— Start The input —
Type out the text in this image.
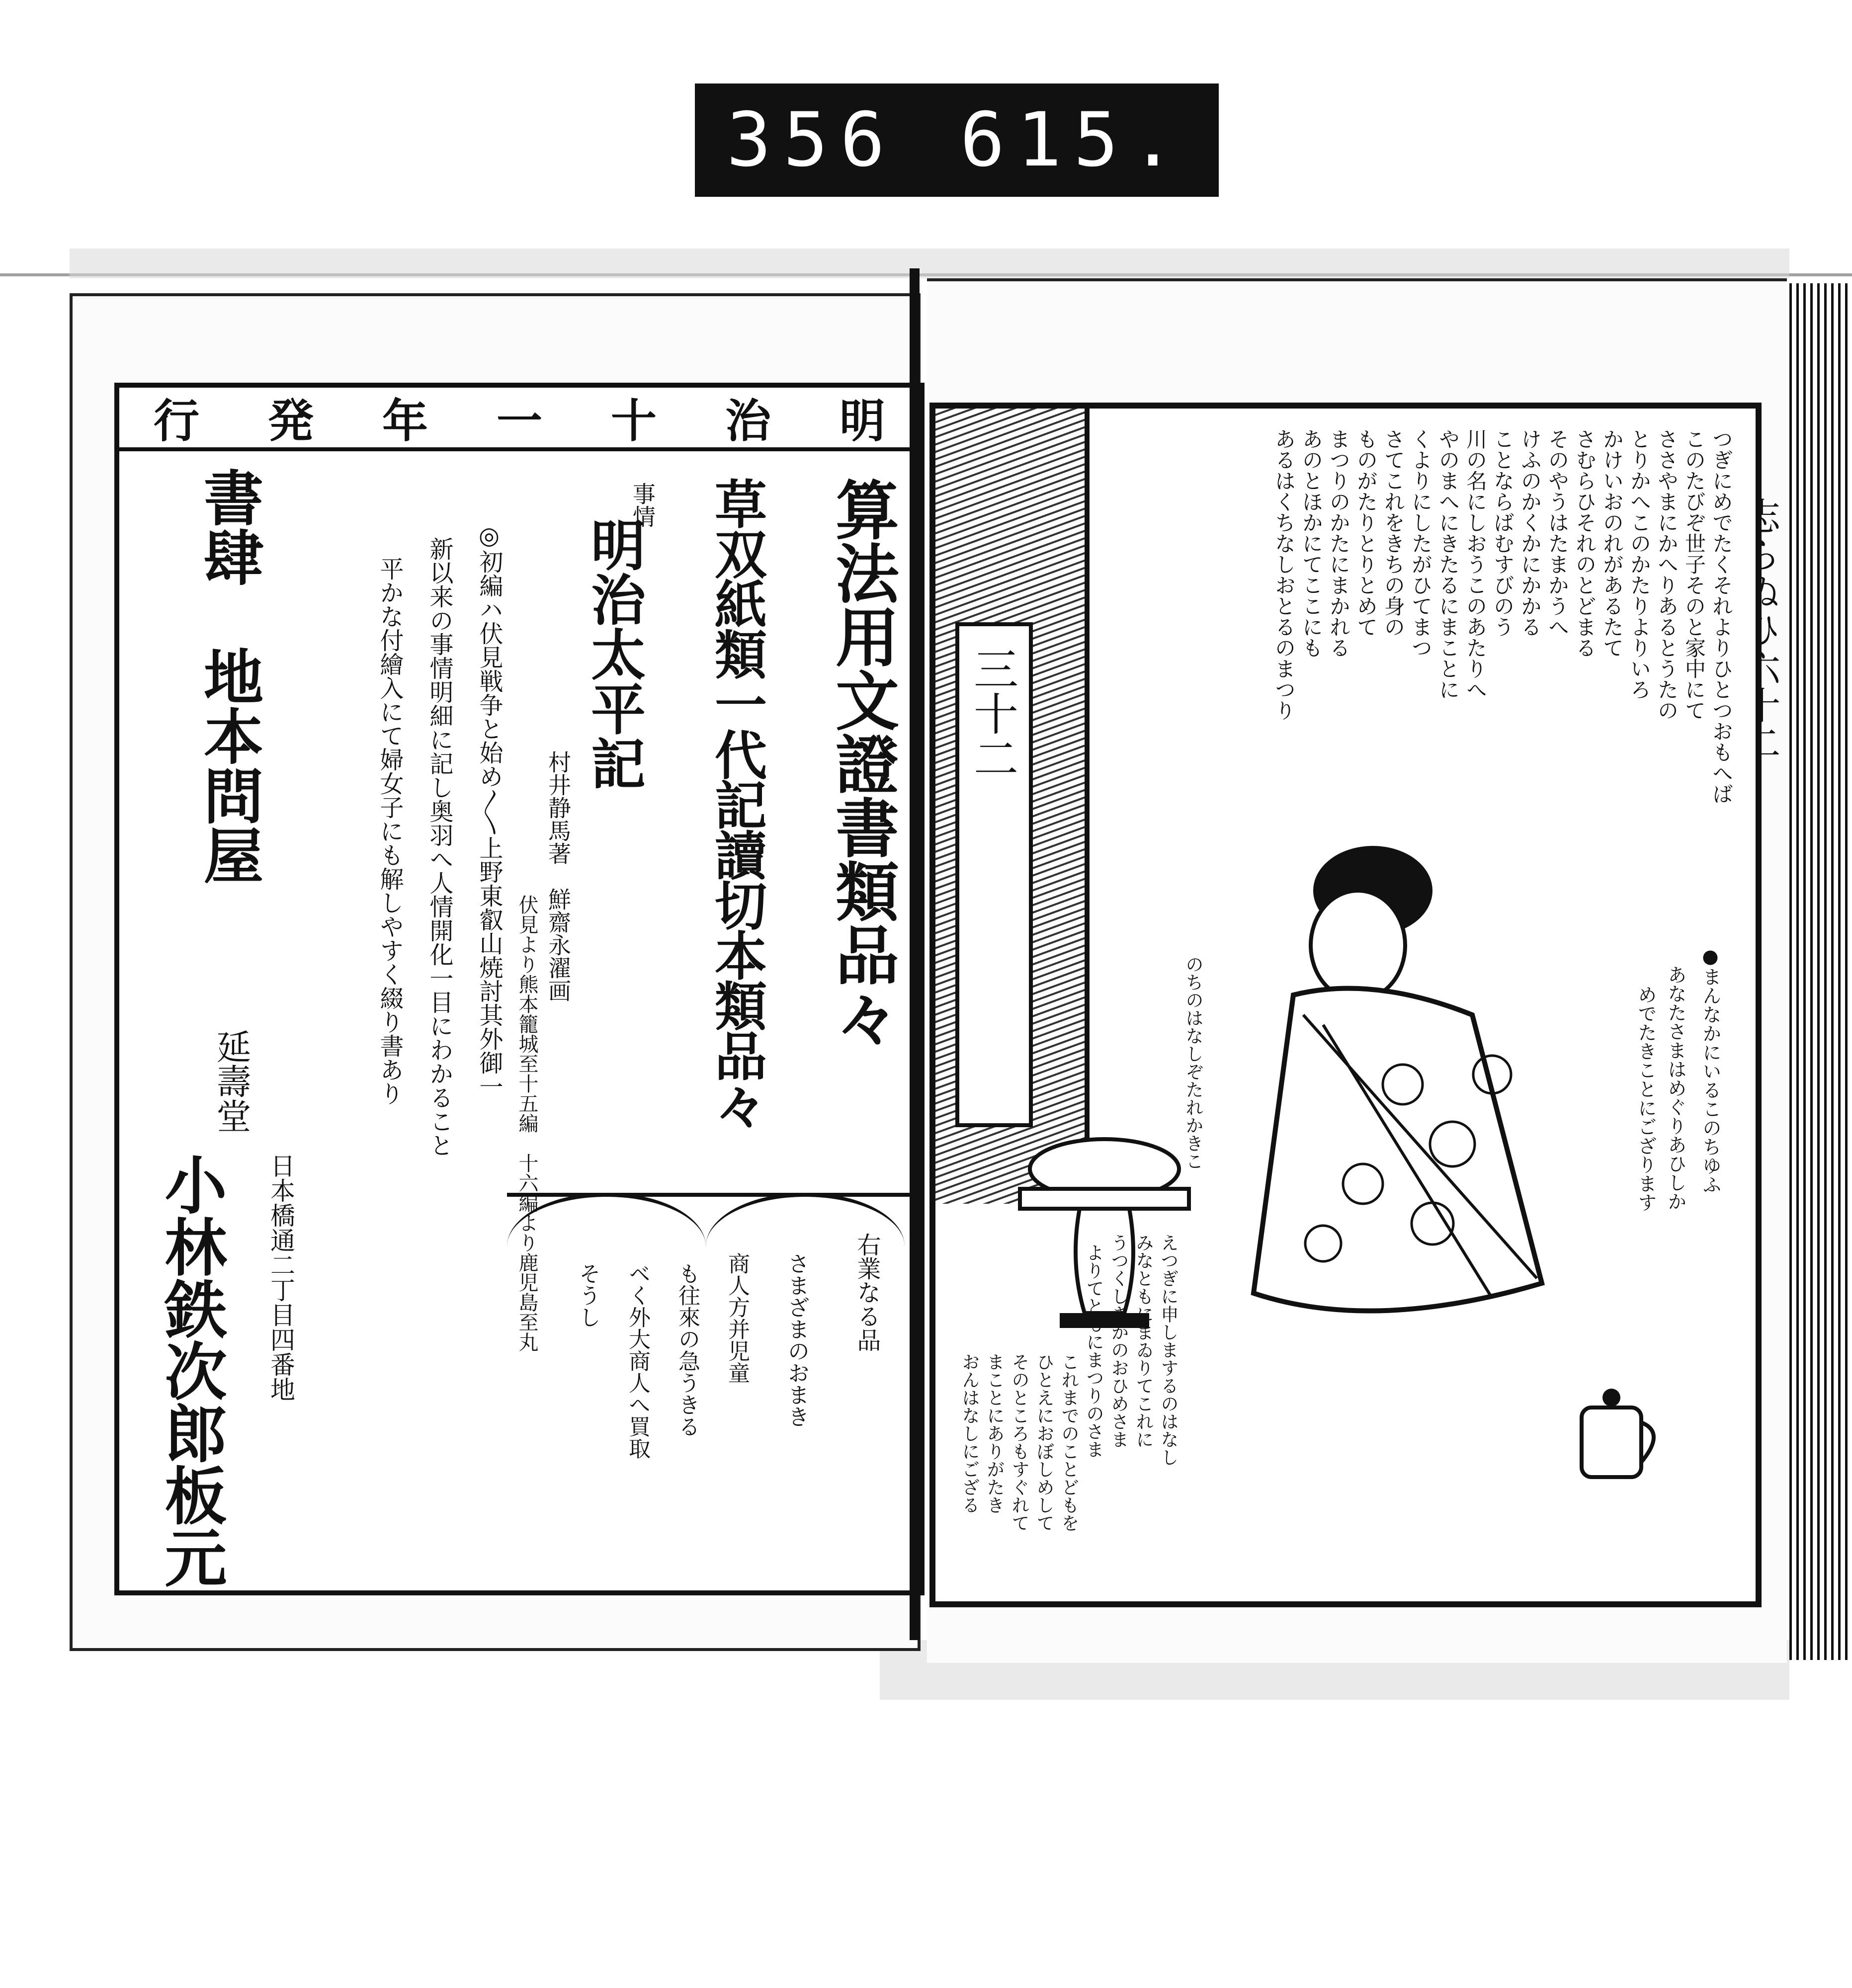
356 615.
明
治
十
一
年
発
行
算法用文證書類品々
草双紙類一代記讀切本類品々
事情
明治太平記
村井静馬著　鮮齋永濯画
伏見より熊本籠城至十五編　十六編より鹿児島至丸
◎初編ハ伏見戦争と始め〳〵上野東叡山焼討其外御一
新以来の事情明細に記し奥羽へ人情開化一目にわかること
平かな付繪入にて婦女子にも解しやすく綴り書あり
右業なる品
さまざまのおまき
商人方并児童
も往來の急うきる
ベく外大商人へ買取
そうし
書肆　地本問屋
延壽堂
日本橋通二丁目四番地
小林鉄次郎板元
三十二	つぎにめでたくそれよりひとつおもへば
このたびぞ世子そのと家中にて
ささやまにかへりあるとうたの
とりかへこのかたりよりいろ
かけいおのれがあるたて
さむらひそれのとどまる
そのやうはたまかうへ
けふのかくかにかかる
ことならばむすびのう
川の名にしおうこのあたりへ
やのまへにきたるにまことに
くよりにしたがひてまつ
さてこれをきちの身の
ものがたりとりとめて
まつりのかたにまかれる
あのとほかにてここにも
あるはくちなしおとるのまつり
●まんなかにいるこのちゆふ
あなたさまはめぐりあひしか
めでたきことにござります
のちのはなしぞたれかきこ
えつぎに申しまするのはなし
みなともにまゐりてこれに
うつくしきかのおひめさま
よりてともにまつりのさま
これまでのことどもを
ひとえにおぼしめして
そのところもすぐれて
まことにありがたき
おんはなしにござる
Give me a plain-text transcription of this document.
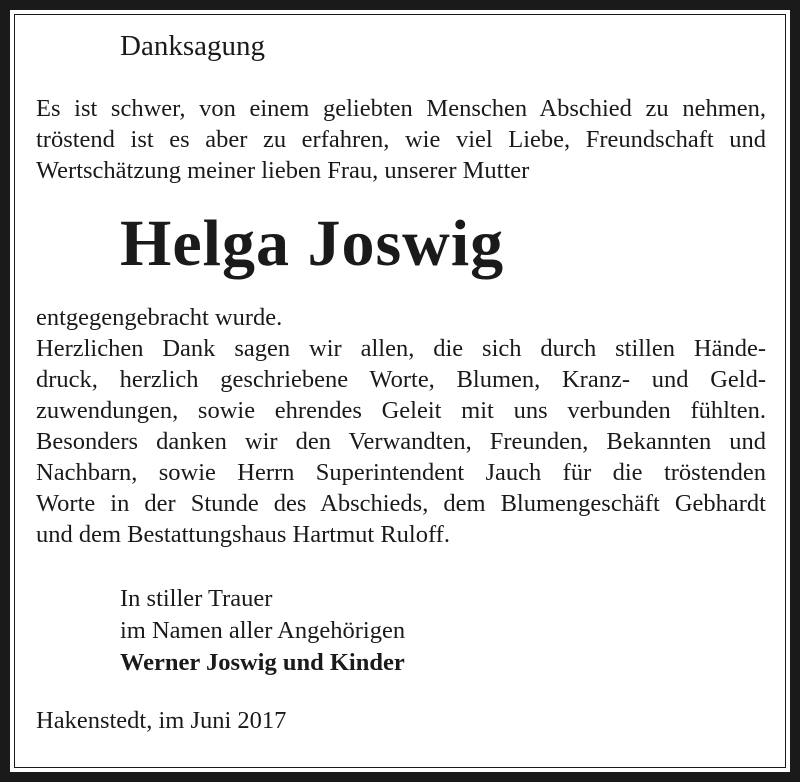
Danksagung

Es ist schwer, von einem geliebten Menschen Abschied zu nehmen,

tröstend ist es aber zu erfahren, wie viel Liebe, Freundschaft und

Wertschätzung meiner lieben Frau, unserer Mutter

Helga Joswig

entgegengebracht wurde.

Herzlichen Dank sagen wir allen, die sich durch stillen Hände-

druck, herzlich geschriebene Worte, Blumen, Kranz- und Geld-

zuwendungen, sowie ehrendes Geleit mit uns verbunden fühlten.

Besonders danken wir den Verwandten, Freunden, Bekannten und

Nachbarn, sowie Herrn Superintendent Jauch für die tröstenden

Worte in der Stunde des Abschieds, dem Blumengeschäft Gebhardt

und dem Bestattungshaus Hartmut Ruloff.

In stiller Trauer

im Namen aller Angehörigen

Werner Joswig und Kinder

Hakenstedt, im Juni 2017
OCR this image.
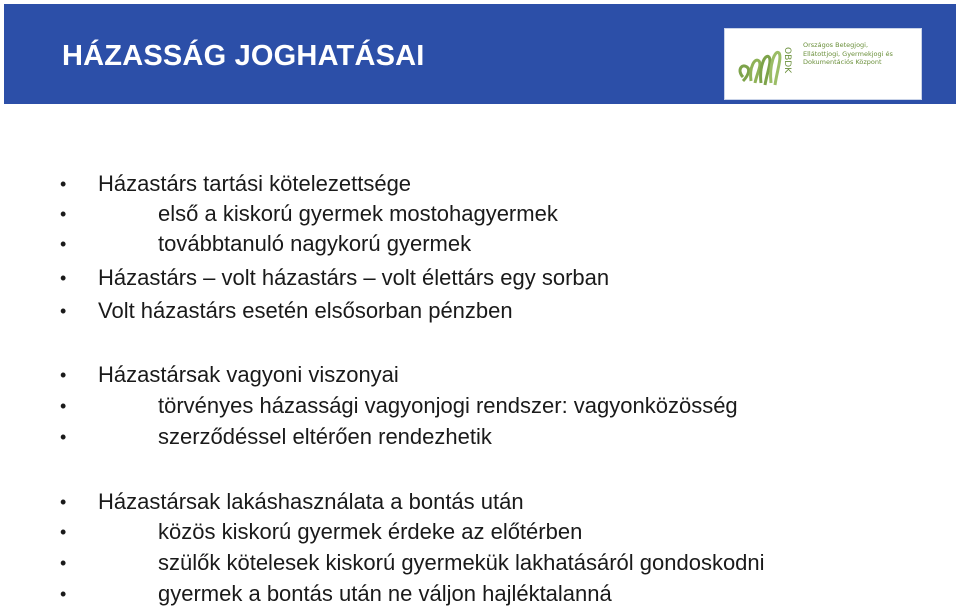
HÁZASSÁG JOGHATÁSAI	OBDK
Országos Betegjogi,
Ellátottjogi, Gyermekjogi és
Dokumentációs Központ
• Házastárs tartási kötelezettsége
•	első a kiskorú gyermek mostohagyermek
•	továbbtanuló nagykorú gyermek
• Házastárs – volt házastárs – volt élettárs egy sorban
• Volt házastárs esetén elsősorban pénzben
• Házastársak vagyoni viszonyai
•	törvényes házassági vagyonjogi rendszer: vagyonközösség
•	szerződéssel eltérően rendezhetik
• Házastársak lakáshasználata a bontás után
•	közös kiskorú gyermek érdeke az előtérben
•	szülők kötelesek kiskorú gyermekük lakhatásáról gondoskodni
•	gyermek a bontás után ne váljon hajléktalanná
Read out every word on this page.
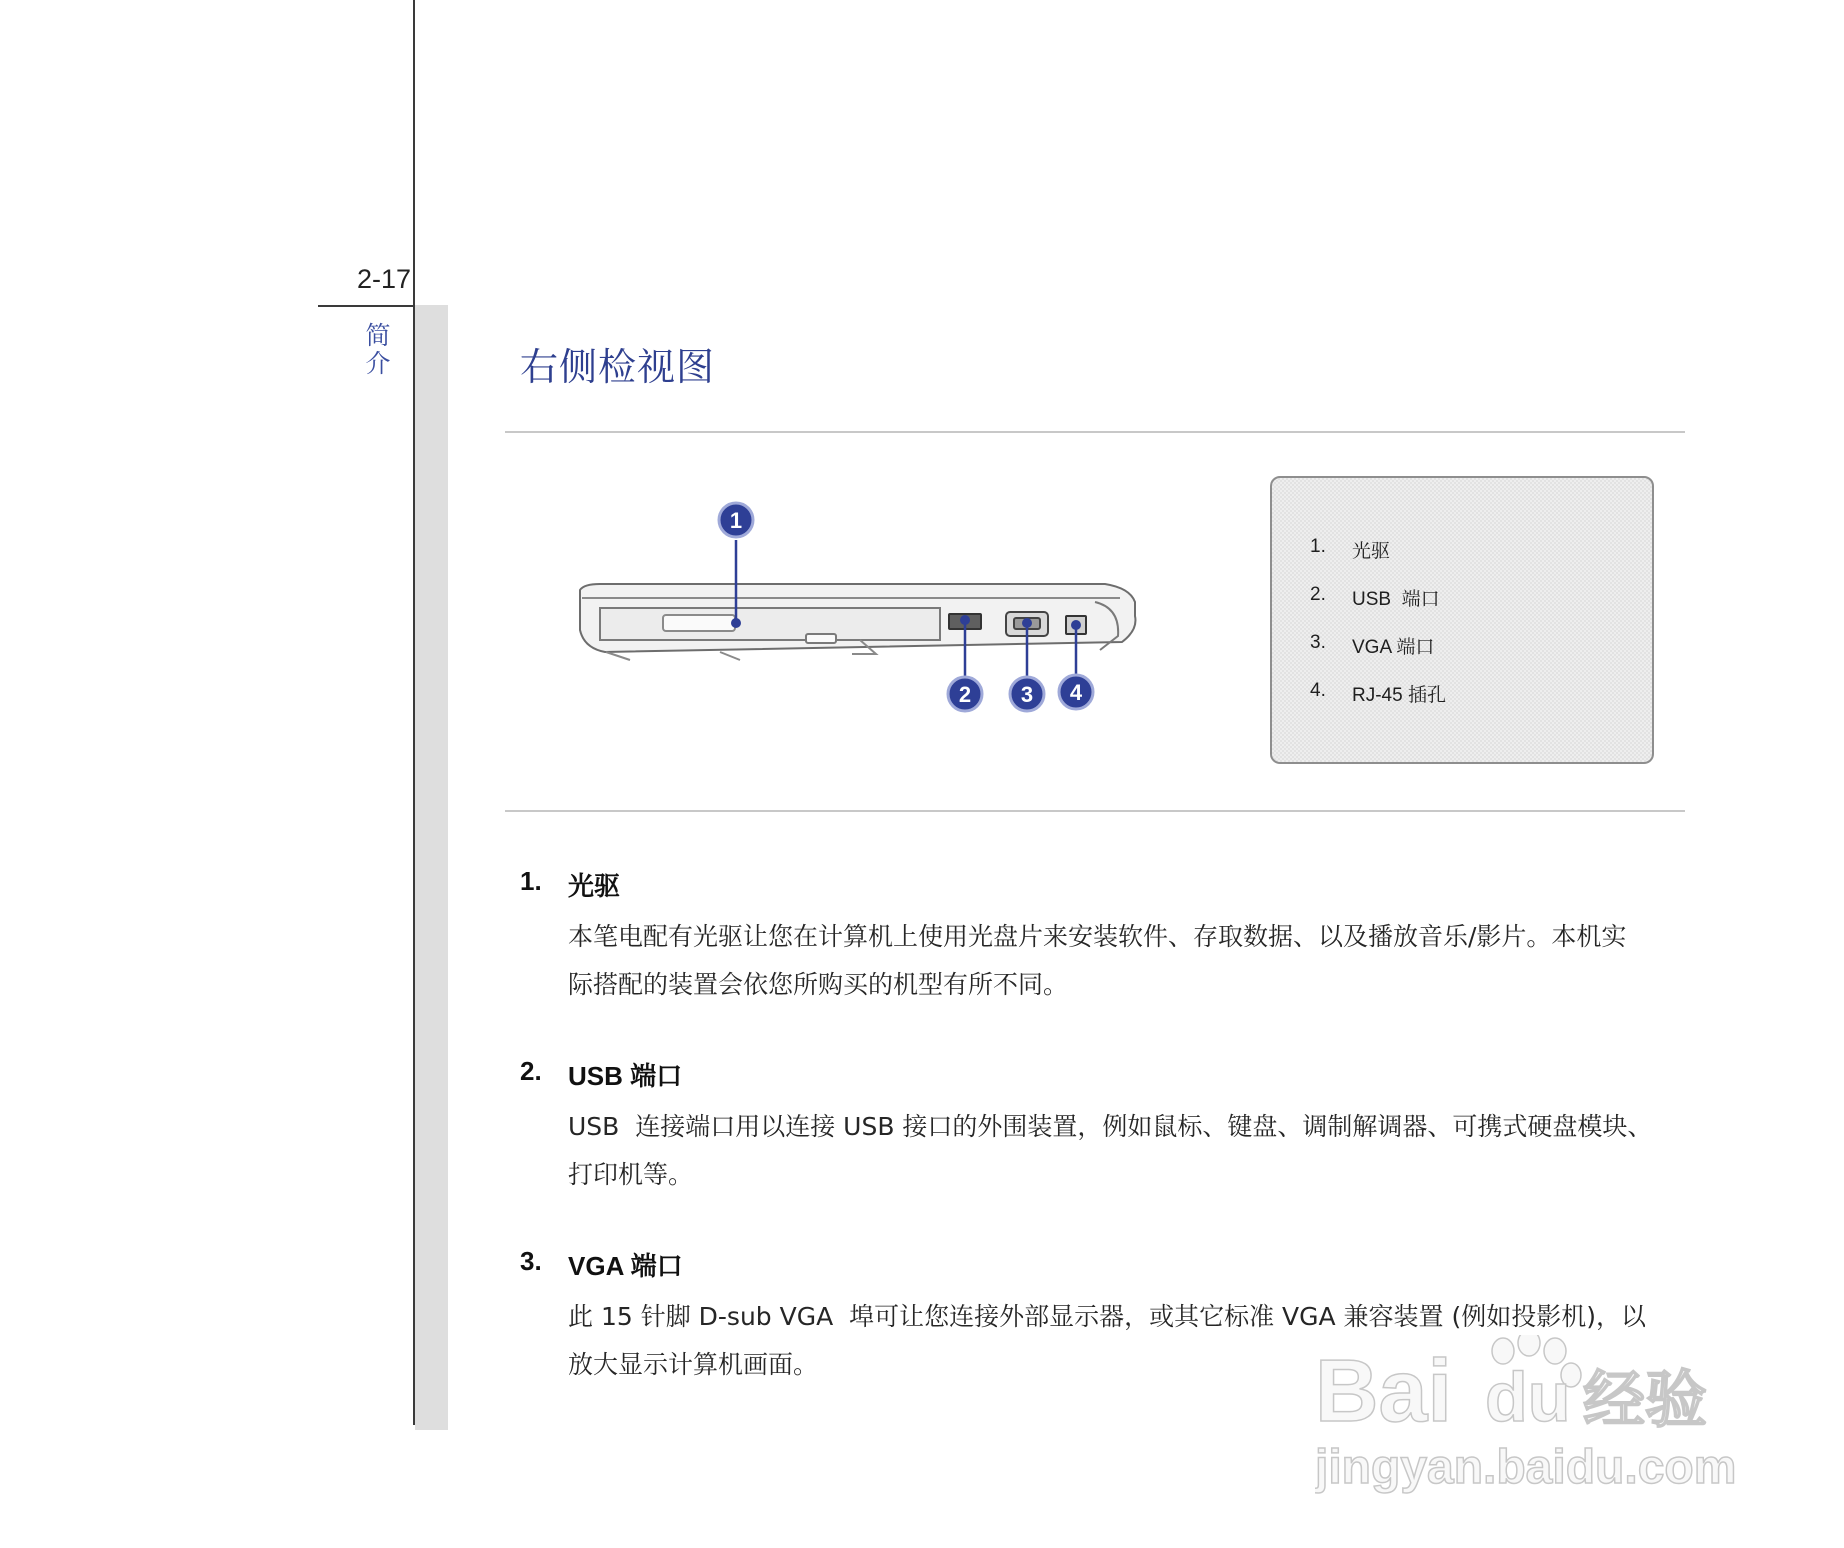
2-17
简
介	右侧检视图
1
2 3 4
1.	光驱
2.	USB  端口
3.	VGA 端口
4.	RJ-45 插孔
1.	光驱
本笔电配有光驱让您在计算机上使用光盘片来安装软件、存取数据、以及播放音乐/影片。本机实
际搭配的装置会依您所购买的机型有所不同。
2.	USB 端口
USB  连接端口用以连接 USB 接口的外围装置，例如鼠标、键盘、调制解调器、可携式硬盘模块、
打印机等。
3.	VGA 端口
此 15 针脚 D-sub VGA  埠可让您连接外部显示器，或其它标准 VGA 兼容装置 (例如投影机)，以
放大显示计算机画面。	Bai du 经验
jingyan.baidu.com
— End The input —
- Short problem
Locate the string "után" in the listing above and copy every line where it occurs.

- Result of this exercise
• Házastársak lakáshasználata a bontás után
•	gyermek a bontás után ne váljon hajléktalanná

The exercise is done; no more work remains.